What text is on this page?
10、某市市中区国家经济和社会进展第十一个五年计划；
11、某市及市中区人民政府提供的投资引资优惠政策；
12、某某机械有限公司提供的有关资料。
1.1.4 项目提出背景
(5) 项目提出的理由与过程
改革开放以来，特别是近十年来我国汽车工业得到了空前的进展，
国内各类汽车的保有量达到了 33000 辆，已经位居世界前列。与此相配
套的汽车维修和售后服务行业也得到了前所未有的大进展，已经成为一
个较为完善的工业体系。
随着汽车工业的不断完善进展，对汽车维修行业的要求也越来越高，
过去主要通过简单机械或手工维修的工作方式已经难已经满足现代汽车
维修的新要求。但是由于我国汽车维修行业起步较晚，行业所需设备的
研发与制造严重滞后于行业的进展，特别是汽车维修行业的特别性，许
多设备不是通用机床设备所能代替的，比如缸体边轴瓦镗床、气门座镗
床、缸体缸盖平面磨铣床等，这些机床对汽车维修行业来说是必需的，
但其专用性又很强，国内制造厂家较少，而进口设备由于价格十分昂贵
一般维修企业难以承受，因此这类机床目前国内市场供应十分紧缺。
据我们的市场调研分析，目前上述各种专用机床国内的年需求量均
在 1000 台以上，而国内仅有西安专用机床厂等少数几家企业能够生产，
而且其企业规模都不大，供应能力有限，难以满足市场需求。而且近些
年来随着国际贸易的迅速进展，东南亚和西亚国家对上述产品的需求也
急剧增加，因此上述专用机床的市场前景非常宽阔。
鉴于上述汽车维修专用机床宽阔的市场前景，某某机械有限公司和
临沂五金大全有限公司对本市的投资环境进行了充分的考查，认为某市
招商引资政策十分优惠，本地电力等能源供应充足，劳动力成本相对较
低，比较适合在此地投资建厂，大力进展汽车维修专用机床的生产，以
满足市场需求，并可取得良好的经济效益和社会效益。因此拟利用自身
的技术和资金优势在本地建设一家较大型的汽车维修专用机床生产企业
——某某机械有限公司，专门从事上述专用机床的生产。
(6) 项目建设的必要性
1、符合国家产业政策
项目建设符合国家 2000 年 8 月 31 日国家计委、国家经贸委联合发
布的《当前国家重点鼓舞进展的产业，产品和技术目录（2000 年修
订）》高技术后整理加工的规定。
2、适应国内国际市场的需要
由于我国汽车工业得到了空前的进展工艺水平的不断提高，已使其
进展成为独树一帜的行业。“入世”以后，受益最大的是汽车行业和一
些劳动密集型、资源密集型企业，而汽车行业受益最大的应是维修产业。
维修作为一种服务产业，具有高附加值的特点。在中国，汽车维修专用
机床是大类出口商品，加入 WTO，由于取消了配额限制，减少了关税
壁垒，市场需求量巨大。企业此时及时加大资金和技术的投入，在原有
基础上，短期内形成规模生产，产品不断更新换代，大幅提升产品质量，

★ ★ ★ ★ ★ ★ ★

» PROBLEM DESCRIPTION
Print again each line of the listing above, exactly as it appears.

» ANSWER FOR THIS EXERCISE
What text is on this page?
10、某市市中区国家经济和社会进展第十一个五年计划；
11、某市及市中区人民政府提供的投资引资优惠政策；
12、某某机械有限公司提供的有关资料。
1.1.4 项目提出背景
(5) 项目提出的理由与过程
改革开放以来，特别是近十年来我国汽车工业得到了空前的进展，
国内各类汽车的保有量达到了 33000 辆，已经位居世界前列。与此相配
套的汽车维修和售后服务行业也得到了前所未有的大进展，已经成为一
个较为完善的工业体系。
随着汽车工业的不断完善进展，对汽车维修行业的要求也越来越高，
过去主要通过简单机械或手工维修的工作方式已经难已经满足现代汽车
维修的新要求。但是由于我国汽车维修行业起步较晚，行业所需设备的
研发与制造严重滞后于行业的进展，特别是汽车维修行业的特别性，许
多设备不是通用机床设备所能代替的，比如缸体边轴瓦镗床、气门座镗
床、缸体缸盖平面磨铣床等，这些机床对汽车维修行业来说是必需的，
但其专用性又很强，国内制造厂家较少，而进口设备由于价格十分昂贵
一般维修企业难以承受，因此这类机床目前国内市场供应十分紧缺。
据我们的市场调研分析，目前上述各种专用机床国内的年需求量均
在 1000 台以上，而国内仅有西安专用机床厂等少数几家企业能够生产，
而且其企业规模都不大，供应能力有限，难以满足市场需求。而且近些
年来随着国际贸易的迅速进展，东南亚和西亚国家对上述产品的需求也
急剧增加，因此上述专用机床的市场前景非常宽阔。
鉴于上述汽车维修专用机床宽阔的市场前景，某某机械有限公司和
临沂五金大全有限公司对本市的投资环境进行了充分的考查，认为某市
招商引资政策十分优惠，本地电力等能源供应充足，劳动力成本相对较
低，比较适合在此地投资建厂，大力进展汽车维修专用机床的生产，以
满足市场需求，并可取得良好的经济效益和社会效益。因此拟利用自身
的技术和资金优势在本地建设一家较大型的汽车维修专用机床生产企业
——某某机械有限公司，专门从事上述专用机床的生产。
(6) 项目建设的必要性
1、符合国家产业政策
项目建设符合国家 2000 年 8 月 31 日国家计委、国家经贸委联合发
布的《当前国家重点鼓舞进展的产业，产品和技术目录（2000 年修
订）》高技术后整理加工的规定。
2、适应国内国际市场的需要
由于我国汽车工业得到了空前的进展工艺水平的不断提高，已使其
进展成为独树一帜的行业。“入世”以后，受益最大的是汽车行业和一
些劳动密集型、资源密集型企业，而汽车行业受益最大的应是维修产业。
维修作为一种服务产业，具有高附加值的特点。在中国，汽车维修专用
机床是大类出口商品，加入 WTO，由于取消了配额限制，减少了关税
壁垒，市场需求量巨大。企业此时及时加大资金和技术的投入，在原有
基础上，短期内形成规模生产，产品不断更新换代，大幅提升产品质量，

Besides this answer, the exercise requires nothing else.